** Begin PROVIDED RECORDS **

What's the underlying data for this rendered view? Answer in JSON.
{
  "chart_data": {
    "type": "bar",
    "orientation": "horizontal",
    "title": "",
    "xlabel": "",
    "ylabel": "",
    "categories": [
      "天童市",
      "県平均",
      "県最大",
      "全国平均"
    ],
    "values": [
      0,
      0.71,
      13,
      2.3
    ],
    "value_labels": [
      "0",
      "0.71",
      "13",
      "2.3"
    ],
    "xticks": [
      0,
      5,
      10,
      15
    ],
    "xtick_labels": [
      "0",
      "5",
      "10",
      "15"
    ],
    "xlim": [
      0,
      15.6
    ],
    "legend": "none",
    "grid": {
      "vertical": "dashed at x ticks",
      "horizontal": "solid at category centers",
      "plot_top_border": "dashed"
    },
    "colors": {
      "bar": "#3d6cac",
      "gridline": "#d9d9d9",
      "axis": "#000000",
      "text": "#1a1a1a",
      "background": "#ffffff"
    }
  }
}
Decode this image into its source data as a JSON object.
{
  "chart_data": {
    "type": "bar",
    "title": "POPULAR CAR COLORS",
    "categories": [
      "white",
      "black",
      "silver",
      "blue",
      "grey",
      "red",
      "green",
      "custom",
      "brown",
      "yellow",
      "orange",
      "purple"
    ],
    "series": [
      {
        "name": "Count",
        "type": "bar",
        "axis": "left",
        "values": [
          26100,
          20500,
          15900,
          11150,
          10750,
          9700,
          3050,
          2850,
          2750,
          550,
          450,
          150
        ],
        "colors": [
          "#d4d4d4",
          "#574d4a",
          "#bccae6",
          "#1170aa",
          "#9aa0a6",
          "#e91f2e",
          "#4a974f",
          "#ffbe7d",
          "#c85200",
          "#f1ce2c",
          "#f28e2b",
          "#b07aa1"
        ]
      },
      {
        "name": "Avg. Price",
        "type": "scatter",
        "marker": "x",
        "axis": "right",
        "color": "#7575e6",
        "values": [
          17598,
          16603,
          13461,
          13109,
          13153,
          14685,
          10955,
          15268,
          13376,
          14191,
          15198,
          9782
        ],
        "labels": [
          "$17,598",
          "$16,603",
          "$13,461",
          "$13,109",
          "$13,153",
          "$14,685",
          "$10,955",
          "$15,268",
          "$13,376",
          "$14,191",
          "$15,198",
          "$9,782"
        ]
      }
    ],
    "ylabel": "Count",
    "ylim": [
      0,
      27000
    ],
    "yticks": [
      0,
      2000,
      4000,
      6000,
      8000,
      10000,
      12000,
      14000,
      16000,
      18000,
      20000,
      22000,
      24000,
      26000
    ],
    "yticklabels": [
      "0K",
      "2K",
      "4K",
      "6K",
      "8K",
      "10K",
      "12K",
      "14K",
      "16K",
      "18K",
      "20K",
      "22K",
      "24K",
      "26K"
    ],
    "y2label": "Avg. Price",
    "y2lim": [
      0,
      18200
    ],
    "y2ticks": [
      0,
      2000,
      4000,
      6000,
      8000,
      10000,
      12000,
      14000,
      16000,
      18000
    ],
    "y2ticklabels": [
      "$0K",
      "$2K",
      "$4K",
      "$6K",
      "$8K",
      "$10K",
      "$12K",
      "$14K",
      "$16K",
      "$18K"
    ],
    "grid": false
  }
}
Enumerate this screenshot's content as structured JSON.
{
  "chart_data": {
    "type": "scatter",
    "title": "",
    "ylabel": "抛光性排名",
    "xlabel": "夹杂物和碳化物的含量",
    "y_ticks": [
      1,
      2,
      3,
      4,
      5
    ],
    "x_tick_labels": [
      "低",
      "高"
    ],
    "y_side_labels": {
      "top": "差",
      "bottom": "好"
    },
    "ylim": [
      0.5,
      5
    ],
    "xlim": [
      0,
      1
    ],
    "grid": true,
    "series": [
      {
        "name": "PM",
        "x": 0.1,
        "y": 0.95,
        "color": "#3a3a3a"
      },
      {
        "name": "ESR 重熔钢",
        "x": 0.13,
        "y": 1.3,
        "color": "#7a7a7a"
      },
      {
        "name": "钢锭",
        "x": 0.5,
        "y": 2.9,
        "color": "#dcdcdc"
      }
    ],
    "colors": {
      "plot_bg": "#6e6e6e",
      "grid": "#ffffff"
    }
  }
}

** End PROVIDED RECORDS **

* [SHORT EXERCISE] Transcribe all lines as written.

* [RIGHT ANSWER]
What's the underlying data for this rendered view? Answer in JSON.
{
  "chart_data": {
    "type": "bar",
    "orientation": "horizontal",
    "title": "",
    "xlabel": "",
    "ylabel": "",
    "categories": [
      "天童市",
      "県平均",
      "県最大",
      "全国平均"
    ],
    "values": [
      0,
      0.71,
      13,
      2.3
    ],
    "value_labels": [
      "0",
      "0.71",
      "13",
      "2.3"
    ],
    "xticks": [
      0,
      5,
      10,
      15
    ],
    "xtick_labels": [
      "0",
      "5",
      "10",
      "15"
    ],
    "xlim": [
      0,
      15.6
    ],
    "legend": "none",
    "grid": {
      "vertical": "dashed at x ticks",
      "horizontal": "solid at category centers",
      "plot_top_border": "dashed"
    },
    "colors": {
      "bar": "#3d6cac",
      "gridline": "#d9d9d9",
      "axis": "#000000",
      "text": "#1a1a1a",
      "background": "#ffffff"
    }
  }
}
Decode this image into its source data as a JSON object.
{
  "chart_data": {
    "type": "bar",
    "title": "POPULAR CAR COLORS",
    "categories": [
      "white",
      "black",
      "silver",
      "blue",
      "grey",
      "red",
      "green",
      "custom",
      "brown",
      "yellow",
      "orange",
      "purple"
    ],
    "series": [
      {
        "name": "Count",
        "type": "bar",
        "axis": "left",
        "values": [
          26100,
          20500,
          15900,
          11150,
          10750,
          9700,
          3050,
          2850,
          2750,
          550,
          450,
          150
        ],
        "colors": [
          "#d4d4d4",
          "#574d4a",
          "#bccae6",
          "#1170aa",
          "#9aa0a6",
          "#e91f2e",
          "#4a974f",
          "#ffbe7d",
          "#c85200",
          "#f1ce2c",
          "#f28e2b",
          "#b07aa1"
        ]
      },
      {
        "name": "Avg. Price",
        "type": "scatter",
        "marker": "x",
        "axis": "right",
        "color": "#7575e6",
        "values": [
          17598,
          16603,
          13461,
          13109,
          13153,
          14685,
          10955,
          15268,
          13376,
          14191,
          15198,
          9782
        ],
        "labels": [
          "$17,598",
          "$16,603",
          "$13,461",
          "$13,109",
          "$13,153",
          "$14,685",
          "$10,955",
          "$15,268",
          "$13,376",
          "$14,191",
          "$15,198",
          "$9,782"
        ]
      }
    ],
    "ylabel": "Count",
    "ylim": [
      0,
      27000
    ],
    "yticks": [
      0,
      2000,
      4000,
      6000,
      8000,
      10000,
      12000,
      14000,
      16000,
      18000,
      20000,
      22000,
      24000,
      26000
    ],
    "yticklabels": [
      "0K",
      "2K",
      "4K",
      "6K",
      "8K",
      "10K",
      "12K",
      "14K",
      "16K",
      "18K",
      "20K",
      "22K",
      "24K",
      "26K"
    ],
    "y2label": "Avg. Price",
    "y2lim": [
      0,
      18200
    ],
    "y2ticks": [
      0,
      2000,
      4000,
      6000,
      8000,
      10000,
      12000,
      14000,
      16000,
      18000
    ],
    "y2ticklabels": [
      "$0K",
      "$2K",
      "$4K",
      "$6K",
      "$8K",
      "$10K",
      "$12K",
      "$14K",
      "$16K",
      "$18K"
    ],
    "grid": false
  }
}
Enumerate this screenshot's content as structured JSON.
{
  "chart_data": {
    "type": "scatter",
    "title": "",
    "ylabel": "抛光性排名",
    "xlabel": "夹杂物和碳化物的含量",
    "y_ticks": [
      1,
      2,
      3,
      4,
      5
    ],
    "x_tick_labels": [
      "低",
      "高"
    ],
    "y_side_labels": {
      "top": "差",
      "bottom": "好"
    },
    "ylim": [
      0.5,
      5
    ],
    "xlim": [
      0,
      1
    ],
    "grid": true,
    "series": [
      {
        "name": "PM",
        "x": 0.1,
        "y": 0.95,
        "color": "#3a3a3a"
      },
      {
        "name": "ESR 重熔钢",
        "x": 0.13,
        "y": 1.3,
        "color": "#7a7a7a"
      },
      {
        "name": "钢锭",
        "x": 0.5,
        "y": 2.9,
        "color": "#dcdcdc"
      }
    ],
    "colors": {
      "plot_bg": "#6e6e6e",
      "grid": "#ffffff"
    }
  }
}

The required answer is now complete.